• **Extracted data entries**
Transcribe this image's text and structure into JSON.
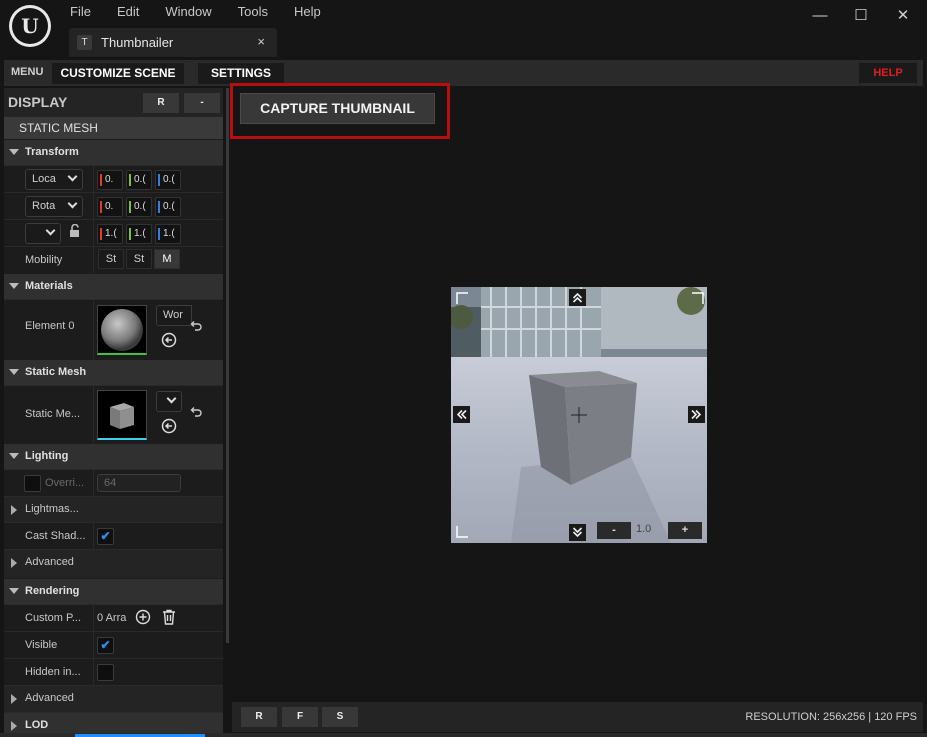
{
  "titlebar": {
    "logo_text": "U",
    "menu": [
      "File",
      "Edit",
      "Window",
      "Tools",
      "Help"
    ],
    "minimize": "—",
    "maximize": "☐",
    "close": "✕"
  },
  "tab": {
    "icon_text": "T",
    "label": "Thumbnailer",
    "close": "×"
  },
  "toolbar": {
    "menu_label": "MENU",
    "customize_scene": "CUSTOMIZE SCENE",
    "settings": "SETTINGS",
    "help": "HELP",
    "help_color": "#e21d1d"
  },
  "capture": {
    "label": "CAPTURE THUMBNAIL",
    "highlight_color": "#b80e0e"
  },
  "panel": {
    "title": "DISPLAY",
    "reset_btn": "R",
    "minus_btn": "-",
    "category": "STATIC MESH",
    "sections": {
      "transform": "Transform",
      "materials": "Materials",
      "static_mesh": "Static Mesh",
      "lighting": "Lighting",
      "rendering": "Rendering",
      "lod": "LOD"
    },
    "transform": {
      "location_dd": "Loca",
      "rotation_dd": "Rota",
      "scale_dd": "",
      "location": [
        "0.",
        "0.(",
        "0.("
      ],
      "rotation": [
        "0.",
        "0.(",
        "0.("
      ],
      "scale": [
        "1.(",
        "1.(",
        "1.("
      ],
      "mobility_label": "Mobility",
      "mobility_options": [
        "St",
        "St",
        "M"
      ]
    },
    "materials": {
      "element_label": "Element 0",
      "material_dd": "Wor"
    },
    "static_mesh": {
      "label": "Static Me..."
    },
    "lighting": {
      "override_label": "Overri...",
      "override_value": "64",
      "lightmass_label": "Lightmas...",
      "cast_shadow_label": "Cast Shad...",
      "cast_shadow_checked": "✔",
      "advanced_label": "Advanced"
    },
    "rendering": {
      "custom_label": "Custom P...",
      "custom_value": "0 Arra",
      "visible_label": "Visible",
      "visible_checked": "✔",
      "hidden_label": "Hidden in...",
      "advanced_label": "Advanced"
    },
    "axis_colors": {
      "x": "#e03b2b",
      "y": "#7bc23b",
      "z": "#3b7be0"
    }
  },
  "preview": {
    "zoom_minus": "-",
    "zoom_value": "1.0",
    "zoom_plus": "+",
    "nav_up": "⌃",
    "nav_down": "⌄",
    "nav_left": "«",
    "nav_right": "»"
  },
  "bottom": {
    "btn_r": "R",
    "btn_f": "F",
    "btn_s": "S",
    "status": "RESOLUTION: 256x256 | 120 FPS"
  }
}
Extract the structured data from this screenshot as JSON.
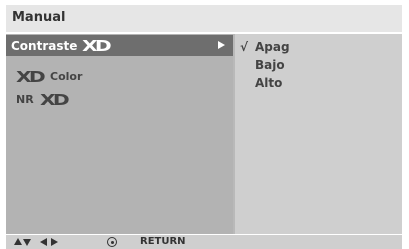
{
  "header": {
    "title": "Manual"
  },
  "menu": {
    "items": [
      {
        "text": "Contraste",
        "logo": "XD",
        "logo_first": false,
        "selected": true
      },
      {
        "text": "Color",
        "logo": "XD",
        "logo_first": true,
        "selected": false
      },
      {
        "text": "NR",
        "logo": "XD",
        "logo_first": false,
        "selected": false
      }
    ]
  },
  "submenu": {
    "options": [
      {
        "label": "Apag",
        "checked": true,
        "check_mark": "√"
      },
      {
        "label": "Bajo",
        "checked": false
      },
      {
        "label": "Alto",
        "checked": false
      }
    ]
  },
  "footer": {
    "return_label": "RETURN"
  },
  "icons": {
    "submenu_arrow": "arrow-right-icon",
    "nav_up": "arrow-up-icon",
    "nav_down": "arrow-down-icon",
    "nav_left": "arrow-left-icon",
    "nav_right": "arrow-right-icon",
    "ok": "ok-button-icon"
  },
  "colors": {
    "selected_bg": "#6e6e6e",
    "left_panel": "#b3b3b3",
    "right_panel": "#cfcfcf",
    "title_bar": "#e6e6e6"
  }
}
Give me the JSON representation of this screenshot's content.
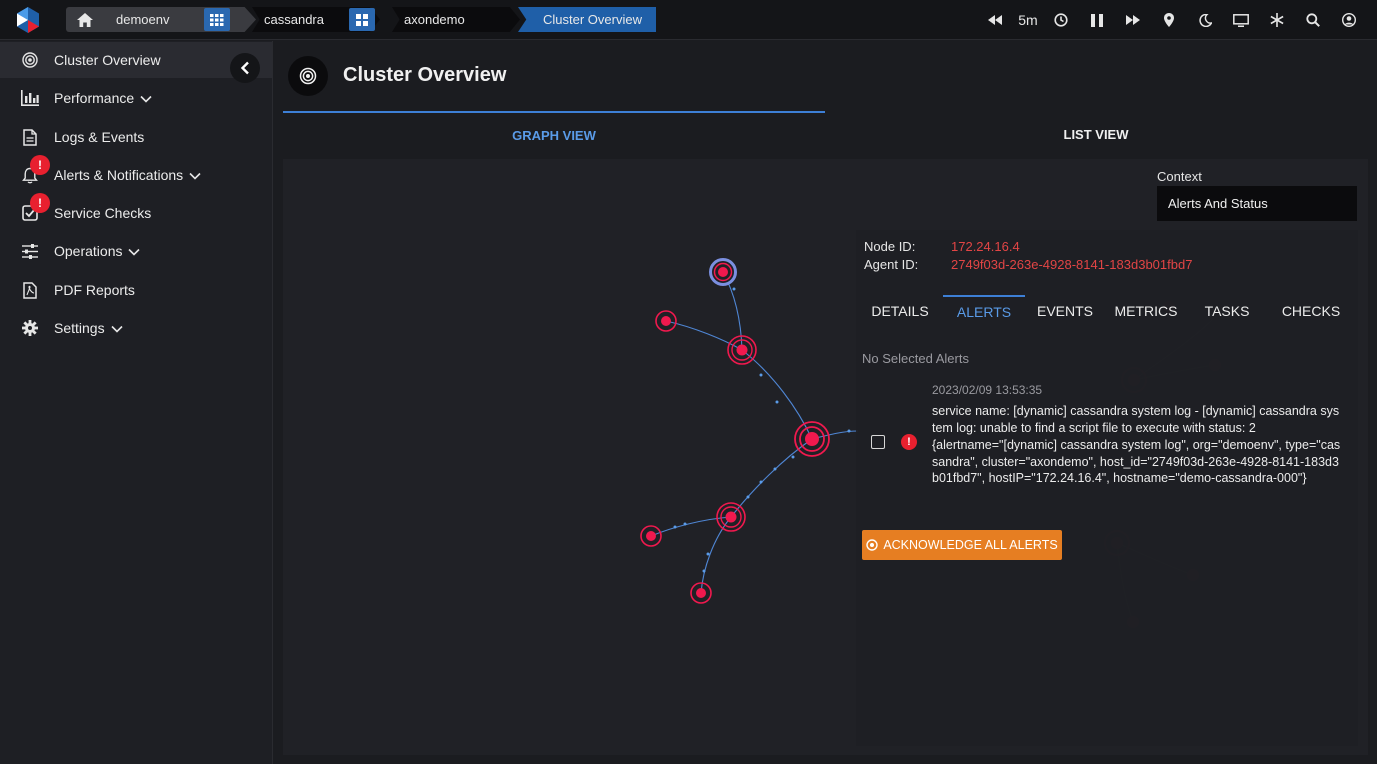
{
  "topbar": {
    "breadcrumbs": {
      "env": "demoenv",
      "app": "cassandra",
      "cluster": "axondemo",
      "current": "Cluster Overview"
    },
    "time_range": "5m",
    "icons": [
      "rewind-icon",
      "clock-icon",
      "pause-icon",
      "fast-forward-icon",
      "location-pin-icon",
      "moon-icon",
      "monitor-icon",
      "snowflake-icon",
      "search-icon",
      "user-icon"
    ]
  },
  "sidebar": {
    "items": [
      {
        "label": "Cluster Overview",
        "icon": "target-icon"
      },
      {
        "label": "Performance",
        "icon": "bar-chart-icon"
      },
      {
        "label": "Logs & Events",
        "icon": "document-icon"
      },
      {
        "label": "Alerts & Notifications",
        "icon": "bell-icon",
        "badge": "!"
      },
      {
        "label": "Service Checks",
        "icon": "checkbox-icon",
        "badge": "!"
      },
      {
        "label": "Operations",
        "icon": "sliders-icon"
      },
      {
        "label": "PDF Reports",
        "icon": "pdf-icon"
      },
      {
        "label": "Settings",
        "icon": "gear-icon"
      }
    ]
  },
  "main": {
    "title": "Cluster Overview",
    "tabs": [
      {
        "label": "GRAPH VIEW"
      },
      {
        "label": "LIST VIEW"
      }
    ],
    "context": {
      "label": "Context",
      "value": "Alerts And Status"
    }
  },
  "node_panel": {
    "node_id_label": "Node ID:",
    "node_id": "172.24.16.4",
    "agent_id_label": "Agent ID:",
    "agent_id": "2749f03d-263e-4928-8141-183d3b01fbd7",
    "tabs": [
      "DETAILS",
      "ALERTS",
      "EVENTS",
      "METRICS",
      "TASKS",
      "CHECKS"
    ],
    "no_selection": "No Selected Alerts",
    "alert": {
      "time": "2023/02/09 13:53:35",
      "message": "service name: [dynamic] cassandra system log - [dynamic] cassandra system log: unable to find a script file to execute with status: 2",
      "labels": "{alertname=\"[dynamic] cassandra system log\", org=\"demoenv\", type=\"cassandra\", cluster=\"axondemo\", host_id=\"2749f03d-263e-4928-8141-183d3b01fbd7\", hostIP=\"172.24.16.4\", hostname=\"demo-cassandra-000\"}"
    },
    "ack_button": "ACKNOWLEDGE ALL ALERTS"
  },
  "colors": {
    "accent": "#3d7fd6",
    "node_red": "#f0194e",
    "alert_orange": "#e67e22",
    "id_red": "#e24545"
  }
}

• **INSTRUCTIONS TO FOLLOW**
Print the full listing exactly, dropping the pictures.

• **SOLUTION**
Transcribe this image's text and structure into JSON.
{
  "titlebar": {
    "logo_text": "U",
    "menu": [
      "File",
      "Edit",
      "Window",
      "Tools",
      "Help"
    ],
    "minimize": "—",
    "maximize": "☐",
    "close": "✕"
  },
  "tab": {
    "icon_text": "T",
    "label": "Thumbnailer",
    "close": "×"
  },
  "toolbar": {
    "menu_label": "MENU",
    "customize_scene": "CUSTOMIZE SCENE",
    "settings": "SETTINGS",
    "help": "HELP",
    "help_color": "#e21d1d"
  },
  "capture": {
    "label": "CAPTURE THUMBNAIL",
    "highlight_color": "#b80e0e"
  },
  "panel": {
    "title": "DISPLAY",
    "reset_btn": "R",
    "minus_btn": "-",
    "category": "STATIC MESH",
    "sections": {
      "transform": "Transform",
      "materials": "Materials",
      "static_mesh": "Static Mesh",
      "lighting": "Lighting",
      "rendering": "Rendering",
      "lod": "LOD"
    },
    "transform": {
      "location_dd": "Loca",
      "rotation_dd": "Rota",
      "scale_dd": "",
      "location": [
        "0.",
        "0.(",
        "0.("
      ],
      "rotation": [
        "0.",
        "0.(",
        "0.("
      ],
      "scale": [
        "1.(",
        "1.(",
        "1.("
      ],
      "mobility_label": "Mobility",
      "mobility_options": [
        "St",
        "St",
        "M"
      ]
    },
    "materials": {
      "element_label": "Element 0",
      "material_dd": "Wor"
    },
    "static_mesh": {
      "label": "Static Me..."
    },
    "lighting": {
      "override_label": "Overri...",
      "override_value": "64",
      "lightmass_label": "Lightmas...",
      "cast_shadow_label": "Cast Shad...",
      "cast_shadow_checked": "✔",
      "advanced_label": "Advanced"
    },
    "rendering": {
      "custom_label": "Custom P...",
      "custom_value": "0 Arra",
      "visible_label": "Visible",
      "visible_checked": "✔",
      "hidden_label": "Hidden in...",
      "advanced_label": "Advanced"
    },
    "axis_colors": {
      "x": "#e03b2b",
      "y": "#7bc23b",
      "z": "#3b7be0"
    }
  },
  "preview": {
    "zoom_minus": "-",
    "zoom_value": "1.0",
    "zoom_plus": "+",
    "nav_up": "⌃",
    "nav_down": "⌄",
    "nav_left": "«",
    "nav_right": "»"
  },
  "bottom": {
    "btn_r": "R",
    "btn_f": "F",
    "btn_s": "S",
    "status": "RESOLUTION: 256x256 | 120 FPS"
  }
}
Extract the structured data from this screenshot as JSON.
{
  "header": {
    "title": "Manual"
  },
  "menu": {
    "items": [
      {
        "text": "Contraste",
        "logo": "XD",
        "logo_first": false,
        "selected": true
      },
      {
        "text": "Color",
        "logo": "XD",
        "logo_first": true,
        "selected": false
      },
      {
        "text": "NR",
        "logo": "XD",
        "logo_first": false,
        "selected": false
      }
    ]
  },
  "submenu": {
    "options": [
      {
        "label": "Apag",
        "checked": true,
        "check_mark": "√"
      },
      {
        "label": "Bajo",
        "checked": false
      },
      {
        "label": "Alto",
        "checked": false
      }
    ]
  },
  "footer": {
    "return_label": "RETURN"
  },
  "icons": {
    "submenu_arrow": "arrow-right-icon",
    "nav_up": "arrow-up-icon",
    "nav_down": "arrow-down-icon",
    "nav_left": "arrow-left-icon",
    "nav_right": "arrow-right-icon",
    "ok": "ok-button-icon"
  },
  "colors": {
    "selected_bg": "#6e6e6e",
    "left_panel": "#b3b3b3",
    "right_panel": "#cfcfcf",
    "title_bar": "#e6e6e6"
  }
}
Give me the JSON representation of this screenshot's content.
{
  "topbar": {
    "breadcrumbs": {
      "env": "demoenv",
      "app": "cassandra",
      "cluster": "axondemo",
      "current": "Cluster Overview"
    },
    "time_range": "5m",
    "icons": [
      "rewind-icon",
      "clock-icon",
      "pause-icon",
      "fast-forward-icon",
      "location-pin-icon",
      "moon-icon",
      "monitor-icon",
      "snowflake-icon",
      "search-icon",
      "user-icon"
    ]
  },
  "sidebar": {
    "items": [
      {
        "label": "Cluster Overview",
        "icon": "target-icon"
      },
      {
        "label": "Performance",
        "icon": "bar-chart-icon"
      },
      {
        "label": "Logs & Events",
        "icon": "document-icon"
      },
      {
        "label": "Alerts & Notifications",
        "icon": "bell-icon",
        "badge": "!"
      },
      {
        "label": "Service Checks",
        "icon": "checkbox-icon",
        "badge": "!"
      },
      {
        "label": "Operations",
        "icon": "sliders-icon"
      },
      {
        "label": "PDF Reports",
        "icon": "pdf-icon"
      },
      {
        "label": "Settings",
        "icon": "gear-icon"
      }
    ]
  },
  "main": {
    "title": "Cluster Overview",
    "tabs": [
      {
        "label": "GRAPH VIEW"
      },
      {
        "label": "LIST VIEW"
      }
    ],
    "context": {
      "label": "Context",
      "value": "Alerts And Status"
    }
  },
  "node_panel": {
    "node_id_label": "Node ID:",
    "node_id": "172.24.16.4",
    "agent_id_label": "Agent ID:",
    "agent_id": "2749f03d-263e-4928-8141-183d3b01fbd7",
    "tabs": [
      "DETAILS",
      "ALERTS",
      "EVENTS",
      "METRICS",
      "TASKS",
      "CHECKS"
    ],
    "no_selection": "No Selected Alerts",
    "alert": {
      "time": "2023/02/09 13:53:35",
      "message": "service name: [dynamic] cassandra system log - [dynamic] cassandra system log: unable to find a script file to execute with status: 2",
      "labels": "{alertname=\"[dynamic] cassandra system log\", org=\"demoenv\", type=\"cassandra\", cluster=\"axondemo\", host_id=\"2749f03d-263e-4928-8141-183d3b01fbd7\", hostIP=\"172.24.16.4\", hostname=\"demo-cassandra-000\"}"
    },
    "ack_button": "ACKNOWLEDGE ALL ALERTS"
  },
  "colors": {
    "accent": "#3d7fd6",
    "node_red": "#f0194e",
    "alert_orange": "#e67e22",
    "id_red": "#e24545"
  }
}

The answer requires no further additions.